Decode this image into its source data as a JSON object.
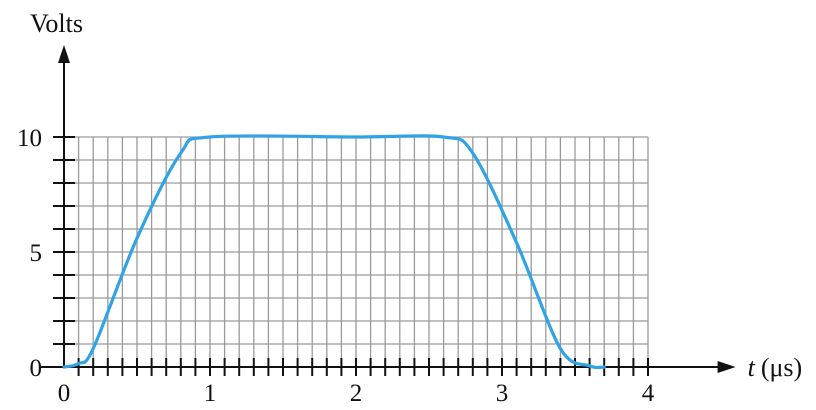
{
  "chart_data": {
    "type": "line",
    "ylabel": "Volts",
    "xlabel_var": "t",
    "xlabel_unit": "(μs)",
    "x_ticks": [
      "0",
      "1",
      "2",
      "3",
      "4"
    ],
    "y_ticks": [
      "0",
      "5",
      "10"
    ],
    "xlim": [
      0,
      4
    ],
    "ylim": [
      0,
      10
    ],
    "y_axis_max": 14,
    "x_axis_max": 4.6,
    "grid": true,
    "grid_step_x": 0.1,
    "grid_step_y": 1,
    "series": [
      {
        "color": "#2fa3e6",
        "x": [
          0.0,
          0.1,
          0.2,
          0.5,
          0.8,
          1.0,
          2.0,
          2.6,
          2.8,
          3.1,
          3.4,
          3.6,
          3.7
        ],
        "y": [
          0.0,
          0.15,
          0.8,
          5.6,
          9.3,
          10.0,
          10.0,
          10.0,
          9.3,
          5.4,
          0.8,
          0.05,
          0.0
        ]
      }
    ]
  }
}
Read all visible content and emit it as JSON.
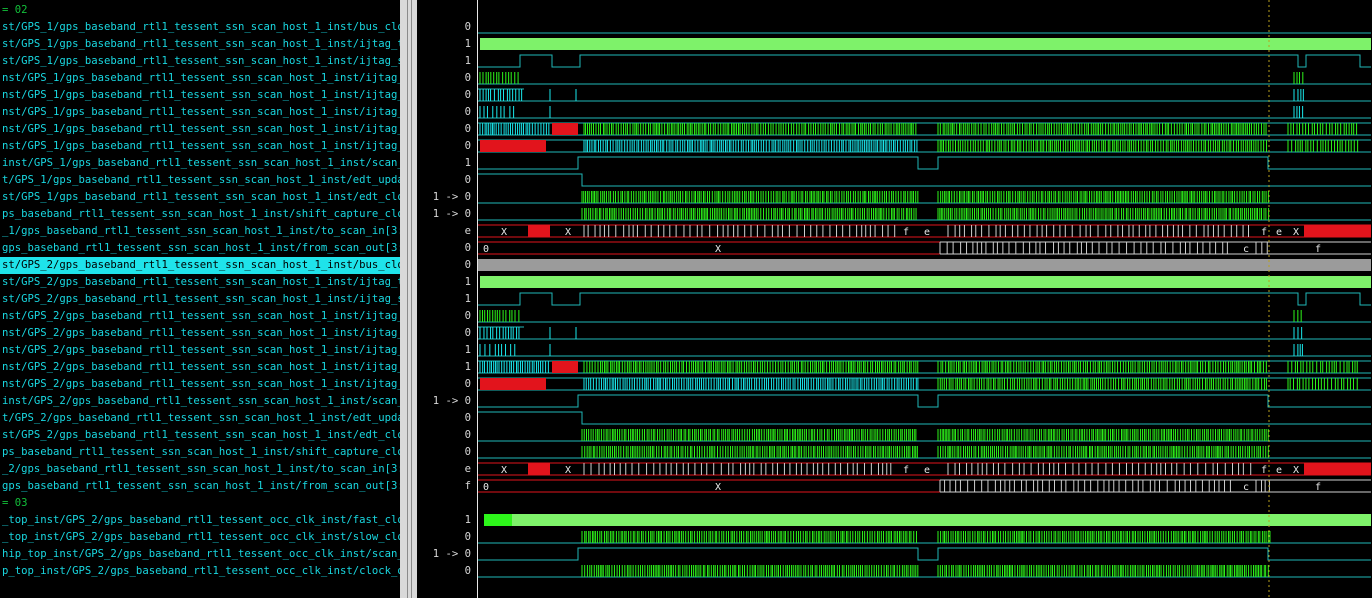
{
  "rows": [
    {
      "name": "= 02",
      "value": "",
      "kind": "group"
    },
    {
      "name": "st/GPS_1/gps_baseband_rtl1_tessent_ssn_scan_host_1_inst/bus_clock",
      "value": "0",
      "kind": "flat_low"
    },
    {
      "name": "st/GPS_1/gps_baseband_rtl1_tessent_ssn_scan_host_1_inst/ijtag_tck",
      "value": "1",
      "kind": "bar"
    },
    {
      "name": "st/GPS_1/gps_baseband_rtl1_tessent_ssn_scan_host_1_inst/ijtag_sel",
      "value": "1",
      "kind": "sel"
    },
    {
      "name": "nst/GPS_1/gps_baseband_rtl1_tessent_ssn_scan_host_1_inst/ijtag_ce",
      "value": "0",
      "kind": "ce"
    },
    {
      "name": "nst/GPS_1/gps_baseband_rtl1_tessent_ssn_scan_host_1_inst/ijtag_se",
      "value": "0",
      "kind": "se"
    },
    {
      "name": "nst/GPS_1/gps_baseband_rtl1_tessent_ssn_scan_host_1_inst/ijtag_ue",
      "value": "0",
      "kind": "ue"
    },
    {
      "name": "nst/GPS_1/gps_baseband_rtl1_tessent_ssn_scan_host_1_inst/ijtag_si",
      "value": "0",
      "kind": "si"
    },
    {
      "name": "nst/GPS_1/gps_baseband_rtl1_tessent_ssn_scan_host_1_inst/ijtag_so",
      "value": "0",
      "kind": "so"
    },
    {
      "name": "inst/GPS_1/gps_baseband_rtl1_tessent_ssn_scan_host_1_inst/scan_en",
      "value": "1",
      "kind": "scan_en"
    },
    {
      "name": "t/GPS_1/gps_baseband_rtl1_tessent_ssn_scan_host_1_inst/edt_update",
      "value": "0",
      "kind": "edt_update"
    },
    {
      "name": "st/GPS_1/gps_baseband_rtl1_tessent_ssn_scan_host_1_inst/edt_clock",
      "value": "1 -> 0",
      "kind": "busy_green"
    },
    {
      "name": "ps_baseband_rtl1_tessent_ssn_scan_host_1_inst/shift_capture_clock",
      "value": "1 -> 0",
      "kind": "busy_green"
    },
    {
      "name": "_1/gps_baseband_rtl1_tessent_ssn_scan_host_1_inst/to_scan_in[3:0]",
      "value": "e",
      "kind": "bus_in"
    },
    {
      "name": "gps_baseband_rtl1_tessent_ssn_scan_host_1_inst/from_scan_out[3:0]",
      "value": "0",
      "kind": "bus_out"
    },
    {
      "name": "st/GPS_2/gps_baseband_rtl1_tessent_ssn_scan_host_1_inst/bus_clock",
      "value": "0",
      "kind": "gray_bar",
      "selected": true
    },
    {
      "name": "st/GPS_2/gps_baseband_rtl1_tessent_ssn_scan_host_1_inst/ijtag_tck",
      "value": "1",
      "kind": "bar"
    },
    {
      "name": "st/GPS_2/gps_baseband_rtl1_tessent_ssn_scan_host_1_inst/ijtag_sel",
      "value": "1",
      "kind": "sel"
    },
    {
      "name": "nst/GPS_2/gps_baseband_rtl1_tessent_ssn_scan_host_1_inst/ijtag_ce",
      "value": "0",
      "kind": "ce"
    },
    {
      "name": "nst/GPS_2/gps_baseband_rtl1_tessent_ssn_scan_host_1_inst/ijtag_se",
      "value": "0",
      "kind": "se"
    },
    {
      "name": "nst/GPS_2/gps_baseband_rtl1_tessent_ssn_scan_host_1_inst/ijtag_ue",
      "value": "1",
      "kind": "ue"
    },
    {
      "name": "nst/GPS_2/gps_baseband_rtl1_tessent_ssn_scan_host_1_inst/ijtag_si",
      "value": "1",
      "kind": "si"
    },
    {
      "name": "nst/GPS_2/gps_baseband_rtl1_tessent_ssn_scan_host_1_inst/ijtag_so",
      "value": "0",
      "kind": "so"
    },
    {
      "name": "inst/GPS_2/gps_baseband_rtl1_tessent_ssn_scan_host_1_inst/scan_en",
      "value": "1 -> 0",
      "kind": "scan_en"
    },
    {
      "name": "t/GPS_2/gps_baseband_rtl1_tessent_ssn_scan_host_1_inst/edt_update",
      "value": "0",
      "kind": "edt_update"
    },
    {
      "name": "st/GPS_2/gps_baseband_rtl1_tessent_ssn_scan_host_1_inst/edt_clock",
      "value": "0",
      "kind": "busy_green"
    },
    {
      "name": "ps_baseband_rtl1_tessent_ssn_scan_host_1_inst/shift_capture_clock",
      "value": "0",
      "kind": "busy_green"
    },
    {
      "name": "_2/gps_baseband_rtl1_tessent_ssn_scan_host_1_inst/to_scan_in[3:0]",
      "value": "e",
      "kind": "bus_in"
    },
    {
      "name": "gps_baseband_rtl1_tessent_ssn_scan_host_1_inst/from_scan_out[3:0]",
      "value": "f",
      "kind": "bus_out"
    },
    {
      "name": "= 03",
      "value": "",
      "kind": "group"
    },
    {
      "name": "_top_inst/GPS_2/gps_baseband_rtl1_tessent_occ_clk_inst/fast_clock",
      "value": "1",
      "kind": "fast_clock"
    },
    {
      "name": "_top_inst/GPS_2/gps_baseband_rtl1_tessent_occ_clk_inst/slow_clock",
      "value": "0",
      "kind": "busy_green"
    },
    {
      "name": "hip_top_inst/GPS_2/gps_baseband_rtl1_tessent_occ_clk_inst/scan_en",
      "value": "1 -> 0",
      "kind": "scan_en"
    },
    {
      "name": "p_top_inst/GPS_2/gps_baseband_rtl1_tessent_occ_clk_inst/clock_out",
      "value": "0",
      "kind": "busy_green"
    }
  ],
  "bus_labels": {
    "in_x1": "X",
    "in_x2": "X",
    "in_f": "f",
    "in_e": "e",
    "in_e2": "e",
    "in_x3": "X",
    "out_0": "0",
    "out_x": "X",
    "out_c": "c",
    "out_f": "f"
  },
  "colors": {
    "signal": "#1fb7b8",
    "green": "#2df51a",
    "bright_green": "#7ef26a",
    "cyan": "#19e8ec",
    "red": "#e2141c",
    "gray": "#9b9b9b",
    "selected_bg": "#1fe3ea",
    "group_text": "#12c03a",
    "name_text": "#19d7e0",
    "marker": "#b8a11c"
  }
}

■ **Exercise objective**: Reproduce every entry word for word, but skip any pictures.

■ **Answer for the task**:
Decode this image into its source data as a JSON object.
{
  "chart_data": {
    "type": "line",
    "ylabel": "Volts",
    "xlabel_var": "t",
    "xlabel_unit": "(μs)",
    "x_ticks": [
      "0",
      "1",
      "2",
      "3",
      "4"
    ],
    "y_ticks": [
      "0",
      "5",
      "10"
    ],
    "xlim": [
      0,
      4
    ],
    "ylim": [
      0,
      10
    ],
    "y_axis_max": 14,
    "x_axis_max": 4.6,
    "grid": true,
    "grid_step_x": 0.1,
    "grid_step_y": 1,
    "series": [
      {
        "color": "#2fa3e6",
        "x": [
          0.0,
          0.1,
          0.2,
          0.5,
          0.8,
          1.0,
          2.0,
          2.6,
          2.8,
          3.1,
          3.4,
          3.6,
          3.7
        ],
        "y": [
          0.0,
          0.15,
          0.8,
          5.6,
          9.3,
          10.0,
          10.0,
          10.0,
          9.3,
          5.4,
          0.8,
          0.05,
          0.0
        ]
      }
    ]
  }
}
Read all visible content and emit it as JSON.
{
  "rows": [
    {
      "name": "= 02",
      "value": "",
      "kind": "group"
    },
    {
      "name": "st/GPS_1/gps_baseband_rtl1_tessent_ssn_scan_host_1_inst/bus_clock",
      "value": "0",
      "kind": "flat_low"
    },
    {
      "name": "st/GPS_1/gps_baseband_rtl1_tessent_ssn_scan_host_1_inst/ijtag_tck",
      "value": "1",
      "kind": "bar"
    },
    {
      "name": "st/GPS_1/gps_baseband_rtl1_tessent_ssn_scan_host_1_inst/ijtag_sel",
      "value": "1",
      "kind": "sel"
    },
    {
      "name": "nst/GPS_1/gps_baseband_rtl1_tessent_ssn_scan_host_1_inst/ijtag_ce",
      "value": "0",
      "kind": "ce"
    },
    {
      "name": "nst/GPS_1/gps_baseband_rtl1_tessent_ssn_scan_host_1_inst/ijtag_se",
      "value": "0",
      "kind": "se"
    },
    {
      "name": "nst/GPS_1/gps_baseband_rtl1_tessent_ssn_scan_host_1_inst/ijtag_ue",
      "value": "0",
      "kind": "ue"
    },
    {
      "name": "nst/GPS_1/gps_baseband_rtl1_tessent_ssn_scan_host_1_inst/ijtag_si",
      "value": "0",
      "kind": "si"
    },
    {
      "name": "nst/GPS_1/gps_baseband_rtl1_tessent_ssn_scan_host_1_inst/ijtag_so",
      "value": "0",
      "kind": "so"
    },
    {
      "name": "inst/GPS_1/gps_baseband_rtl1_tessent_ssn_scan_host_1_inst/scan_en",
      "value": "1",
      "kind": "scan_en"
    },
    {
      "name": "t/GPS_1/gps_baseband_rtl1_tessent_ssn_scan_host_1_inst/edt_update",
      "value": "0",
      "kind": "edt_update"
    },
    {
      "name": "st/GPS_1/gps_baseband_rtl1_tessent_ssn_scan_host_1_inst/edt_clock",
      "value": "1 -> 0",
      "kind": "busy_green"
    },
    {
      "name": "ps_baseband_rtl1_tessent_ssn_scan_host_1_inst/shift_capture_clock",
      "value": "1 -> 0",
      "kind": "busy_green"
    },
    {
      "name": "_1/gps_baseband_rtl1_tessent_ssn_scan_host_1_inst/to_scan_in[3:0]",
      "value": "e",
      "kind": "bus_in"
    },
    {
      "name": "gps_baseband_rtl1_tessent_ssn_scan_host_1_inst/from_scan_out[3:0]",
      "value": "0",
      "kind": "bus_out"
    },
    {
      "name": "st/GPS_2/gps_baseband_rtl1_tessent_ssn_scan_host_1_inst/bus_clock",
      "value": "0",
      "kind": "gray_bar",
      "selected": true
    },
    {
      "name": "st/GPS_2/gps_baseband_rtl1_tessent_ssn_scan_host_1_inst/ijtag_tck",
      "value": "1",
      "kind": "bar"
    },
    {
      "name": "st/GPS_2/gps_baseband_rtl1_tessent_ssn_scan_host_1_inst/ijtag_sel",
      "value": "1",
      "kind": "sel"
    },
    {
      "name": "nst/GPS_2/gps_baseband_rtl1_tessent_ssn_scan_host_1_inst/ijtag_ce",
      "value": "0",
      "kind": "ce"
    },
    {
      "name": "nst/GPS_2/gps_baseband_rtl1_tessent_ssn_scan_host_1_inst/ijtag_se",
      "value": "0",
      "kind": "se"
    },
    {
      "name": "nst/GPS_2/gps_baseband_rtl1_tessent_ssn_scan_host_1_inst/ijtag_ue",
      "value": "1",
      "kind": "ue"
    },
    {
      "name": "nst/GPS_2/gps_baseband_rtl1_tessent_ssn_scan_host_1_inst/ijtag_si",
      "value": "1",
      "kind": "si"
    },
    {
      "name": "nst/GPS_2/gps_baseband_rtl1_tessent_ssn_scan_host_1_inst/ijtag_so",
      "value": "0",
      "kind": "so"
    },
    {
      "name": "inst/GPS_2/gps_baseband_rtl1_tessent_ssn_scan_host_1_inst/scan_en",
      "value": "1 -> 0",
      "kind": "scan_en"
    },
    {
      "name": "t/GPS_2/gps_baseband_rtl1_tessent_ssn_scan_host_1_inst/edt_update",
      "value": "0",
      "kind": "edt_update"
    },
    {
      "name": "st/GPS_2/gps_baseband_rtl1_tessent_ssn_scan_host_1_inst/edt_clock",
      "value": "0",
      "kind": "busy_green"
    },
    {
      "name": "ps_baseband_rtl1_tessent_ssn_scan_host_1_inst/shift_capture_clock",
      "value": "0",
      "kind": "busy_green"
    },
    {
      "name": "_2/gps_baseband_rtl1_tessent_ssn_scan_host_1_inst/to_scan_in[3:0]",
      "value": "e",
      "kind": "bus_in"
    },
    {
      "name": "gps_baseband_rtl1_tessent_ssn_scan_host_1_inst/from_scan_out[3:0]",
      "value": "f",
      "kind": "bus_out"
    },
    {
      "name": "= 03",
      "value": "",
      "kind": "group"
    },
    {
      "name": "_top_inst/GPS_2/gps_baseband_rtl1_tessent_occ_clk_inst/fast_clock",
      "value": "1",
      "kind": "fast_clock"
    },
    {
      "name": "_top_inst/GPS_2/gps_baseband_rtl1_tessent_occ_clk_inst/slow_clock",
      "value": "0",
      "kind": "busy_green"
    },
    {
      "name": "hip_top_inst/GPS_2/gps_baseband_rtl1_tessent_occ_clk_inst/scan_en",
      "value": "1 -> 0",
      "kind": "scan_en"
    },
    {
      "name": "p_top_inst/GPS_2/gps_baseband_rtl1_tessent_occ_clk_inst/clock_out",
      "value": "0",
      "kind": "busy_green"
    }
  ],
  "bus_labels": {
    "in_x1": "X",
    "in_x2": "X",
    "in_f": "f",
    "in_e": "e",
    "in_e2": "e",
    "in_x3": "X",
    "out_0": "0",
    "out_x": "X",
    "out_c": "c",
    "out_f": "f"
  },
  "colors": {
    "signal": "#1fb7b8",
    "green": "#2df51a",
    "bright_green": "#7ef26a",
    "cyan": "#19e8ec",
    "red": "#e2141c",
    "gray": "#9b9b9b",
    "selected_bg": "#1fe3ea",
    "group_text": "#12c03a",
    "name_text": "#19d7e0",
    "marker": "#b8a11c"
  }
}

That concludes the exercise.